## TAREFAS E EXERCÍCIOS
**A.** Passe para o inglês esta frase do texto sobre o Coritiba: "No ano de 1963, Emilio Cornelsen faleceu deixando a área em São José dos Pinhais de herança aos filhos."
**B.** Dê sequência ao texto sobre o Coritiba a partir da última frase dele.

## TEXTO FORNECIDO
********************

O terceiro irmão, Airton, (ou simplesmente Lolô) se desgarrou por conta de uma briga com o então presidente do Clube, o Major Couto Pereira, num baile de carnaval. Foi jogar no rival Atlético, onde se destacou como atleta campeão em 1945 . Se tornou um de seus torcedores símbolo -enquanto arrebanhava fama internacional como arquiteto e urbanista. Aryon na presidência do Coritiba deu inicio ao plano de construção do novo estádio alviverde. Anos mais tarde, procurando viabilizar a onerosa obra criou uma espécie de loteria privada. Chamada de Cori-Ação, causou furor em todo o Estado. Funcionava no clássico esquema dos bingos, com sorteios auditados e transmitidos pelo Rádio, e pagava premio vultosos. A loteria foi o canal para a transformação do acanhado Estádio Belfort Duarte no “gigante de concreto armado” do Alto da Glória.
No ano de 1963, Emilio Cornelsen faleceu deixando a área em São José dos Pinhais de herança aos filhos. O empreendedor Aryon comprou a parte dos irmãos e alguns lotes vizinhos. No final do ano era proprietário de uma área de 400 mil m².

********************

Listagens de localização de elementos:
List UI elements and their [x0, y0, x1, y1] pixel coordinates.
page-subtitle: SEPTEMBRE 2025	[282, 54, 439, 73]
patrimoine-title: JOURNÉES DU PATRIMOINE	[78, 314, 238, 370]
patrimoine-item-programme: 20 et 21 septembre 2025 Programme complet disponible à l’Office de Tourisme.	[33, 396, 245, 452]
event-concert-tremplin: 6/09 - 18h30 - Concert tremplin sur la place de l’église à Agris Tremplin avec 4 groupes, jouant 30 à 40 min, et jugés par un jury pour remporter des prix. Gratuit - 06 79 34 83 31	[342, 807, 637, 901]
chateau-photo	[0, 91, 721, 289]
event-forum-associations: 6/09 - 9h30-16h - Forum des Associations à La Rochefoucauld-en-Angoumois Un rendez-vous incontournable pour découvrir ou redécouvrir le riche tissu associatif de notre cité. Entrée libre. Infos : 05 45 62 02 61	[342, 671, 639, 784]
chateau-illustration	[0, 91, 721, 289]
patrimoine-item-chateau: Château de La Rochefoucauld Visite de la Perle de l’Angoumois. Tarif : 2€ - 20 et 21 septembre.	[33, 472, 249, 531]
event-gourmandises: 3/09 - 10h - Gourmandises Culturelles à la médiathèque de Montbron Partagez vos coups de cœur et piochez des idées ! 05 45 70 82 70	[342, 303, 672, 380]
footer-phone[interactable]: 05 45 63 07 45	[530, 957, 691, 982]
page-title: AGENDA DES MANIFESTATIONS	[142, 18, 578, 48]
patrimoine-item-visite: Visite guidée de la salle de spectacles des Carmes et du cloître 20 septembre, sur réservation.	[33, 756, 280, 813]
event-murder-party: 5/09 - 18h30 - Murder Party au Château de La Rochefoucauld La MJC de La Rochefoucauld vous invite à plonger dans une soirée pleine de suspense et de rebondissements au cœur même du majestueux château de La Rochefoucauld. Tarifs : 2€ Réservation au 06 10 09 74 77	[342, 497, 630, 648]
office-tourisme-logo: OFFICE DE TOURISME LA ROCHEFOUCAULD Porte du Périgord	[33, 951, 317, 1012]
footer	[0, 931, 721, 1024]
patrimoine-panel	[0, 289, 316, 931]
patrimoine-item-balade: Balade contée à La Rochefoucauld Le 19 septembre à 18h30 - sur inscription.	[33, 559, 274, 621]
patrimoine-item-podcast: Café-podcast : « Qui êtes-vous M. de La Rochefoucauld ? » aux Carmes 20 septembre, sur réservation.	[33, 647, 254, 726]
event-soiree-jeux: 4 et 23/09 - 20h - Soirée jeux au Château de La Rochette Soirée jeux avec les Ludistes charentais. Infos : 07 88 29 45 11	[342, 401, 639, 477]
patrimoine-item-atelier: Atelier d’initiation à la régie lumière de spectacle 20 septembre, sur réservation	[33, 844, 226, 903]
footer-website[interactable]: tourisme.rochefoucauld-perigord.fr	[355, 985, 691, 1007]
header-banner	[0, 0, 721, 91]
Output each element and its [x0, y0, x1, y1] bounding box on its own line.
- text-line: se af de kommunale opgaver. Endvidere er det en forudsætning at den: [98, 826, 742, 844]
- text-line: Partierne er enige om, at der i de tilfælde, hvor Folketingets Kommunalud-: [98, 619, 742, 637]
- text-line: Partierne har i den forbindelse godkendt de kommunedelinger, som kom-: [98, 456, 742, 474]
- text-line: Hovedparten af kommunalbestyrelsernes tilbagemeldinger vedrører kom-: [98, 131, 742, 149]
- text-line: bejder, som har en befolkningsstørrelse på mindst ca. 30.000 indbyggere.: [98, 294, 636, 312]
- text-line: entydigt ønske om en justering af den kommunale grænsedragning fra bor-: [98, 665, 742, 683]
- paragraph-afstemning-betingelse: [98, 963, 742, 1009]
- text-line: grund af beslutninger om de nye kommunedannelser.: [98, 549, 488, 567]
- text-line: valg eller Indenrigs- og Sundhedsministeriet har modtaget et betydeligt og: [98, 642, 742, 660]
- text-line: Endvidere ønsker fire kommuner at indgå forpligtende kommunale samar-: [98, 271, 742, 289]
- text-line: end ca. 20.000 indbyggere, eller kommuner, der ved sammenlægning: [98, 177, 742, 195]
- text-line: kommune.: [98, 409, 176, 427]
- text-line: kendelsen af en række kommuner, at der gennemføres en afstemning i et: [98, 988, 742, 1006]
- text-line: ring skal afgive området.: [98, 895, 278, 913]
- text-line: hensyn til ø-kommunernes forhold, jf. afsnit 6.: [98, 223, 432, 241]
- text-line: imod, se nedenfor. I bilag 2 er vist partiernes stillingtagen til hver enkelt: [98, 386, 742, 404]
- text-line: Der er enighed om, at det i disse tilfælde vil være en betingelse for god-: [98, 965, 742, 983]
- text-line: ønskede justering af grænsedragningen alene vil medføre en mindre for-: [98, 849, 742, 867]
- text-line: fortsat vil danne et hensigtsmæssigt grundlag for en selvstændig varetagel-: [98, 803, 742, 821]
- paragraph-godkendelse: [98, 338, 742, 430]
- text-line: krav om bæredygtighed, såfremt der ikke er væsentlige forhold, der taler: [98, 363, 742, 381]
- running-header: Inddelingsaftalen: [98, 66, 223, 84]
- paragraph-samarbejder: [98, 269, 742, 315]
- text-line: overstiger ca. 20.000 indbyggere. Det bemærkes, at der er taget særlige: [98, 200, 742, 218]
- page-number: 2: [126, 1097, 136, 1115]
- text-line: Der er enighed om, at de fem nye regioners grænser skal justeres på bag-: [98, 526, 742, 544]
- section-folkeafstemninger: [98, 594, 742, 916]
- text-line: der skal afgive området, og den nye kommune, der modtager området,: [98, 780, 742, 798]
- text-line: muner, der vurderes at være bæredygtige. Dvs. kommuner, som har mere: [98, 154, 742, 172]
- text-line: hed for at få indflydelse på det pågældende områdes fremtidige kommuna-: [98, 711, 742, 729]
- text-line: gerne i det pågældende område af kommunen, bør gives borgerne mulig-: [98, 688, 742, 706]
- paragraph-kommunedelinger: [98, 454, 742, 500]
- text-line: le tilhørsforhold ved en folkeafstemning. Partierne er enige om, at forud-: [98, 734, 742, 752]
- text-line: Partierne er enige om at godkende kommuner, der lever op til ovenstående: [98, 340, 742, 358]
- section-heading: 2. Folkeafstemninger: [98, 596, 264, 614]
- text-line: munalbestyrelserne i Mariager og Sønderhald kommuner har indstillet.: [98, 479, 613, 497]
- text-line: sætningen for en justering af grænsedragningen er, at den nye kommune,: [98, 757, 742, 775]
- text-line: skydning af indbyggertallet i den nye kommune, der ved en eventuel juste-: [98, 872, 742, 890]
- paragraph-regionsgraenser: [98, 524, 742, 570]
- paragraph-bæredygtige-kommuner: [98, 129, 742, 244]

********************

## RESPOSTAS ESCRITAS
**A.** In 1963, Emilio Cornelsen died, leaving the area in São José dos Pinhais to his children as an inheritance.

**B.**
Um ano depois, solicitou a seu irmão Airton, o “Lolô” o projeto da primeira Vila Olímpica brasileira em forma de clube social. O Complexo seria construído no terreno de 16 alqueires em São José e pela idéia de seu criador faria parte da estrutura esportiva do Coritiba Football Club. A vila comportaria, segundo a exposição anexa ao projeto; “cinco campos de futebol construídos: um com medidas oficiais e drenagem, tendo como característica principal a grama importada do Uruguai; e dois de pelada - um deles com areia. A série de campos foi completada com outros dois com 40 x 60, com piso de grama, mas que se destinava aos sócios. Um outro campo seria construído e serviria para treinamentos dos profissionais, com duas arquibancadas em volta do gramado, uma pista de atletismo e caixas para salto. Tudo de acordo com as normas exigidas pelo comitê do esporte olímpico. Canchas de basquete, stand para tiro ao alvo, arco e flecha, futebol de salão, vôlei, tênis, mini golfe, entre outros esportes, complementariam o conjunto da Vila Olímpica”.
Um dos objetivos do projeto era fazer com que a Vila Olímpica se tornasse auto-sustentável com o fluxo de turistas se resumia na: “ na construção de um hotel de categoria internacional, com 260 apartamentos de luxo e 50 suítes. Posteriormente, novos desejos foram incrementados ao projeto: a construção de um restaurante de 70m de altura, tendo um piso giratório e um cinema ao ar livre para 1.300 espectadores”.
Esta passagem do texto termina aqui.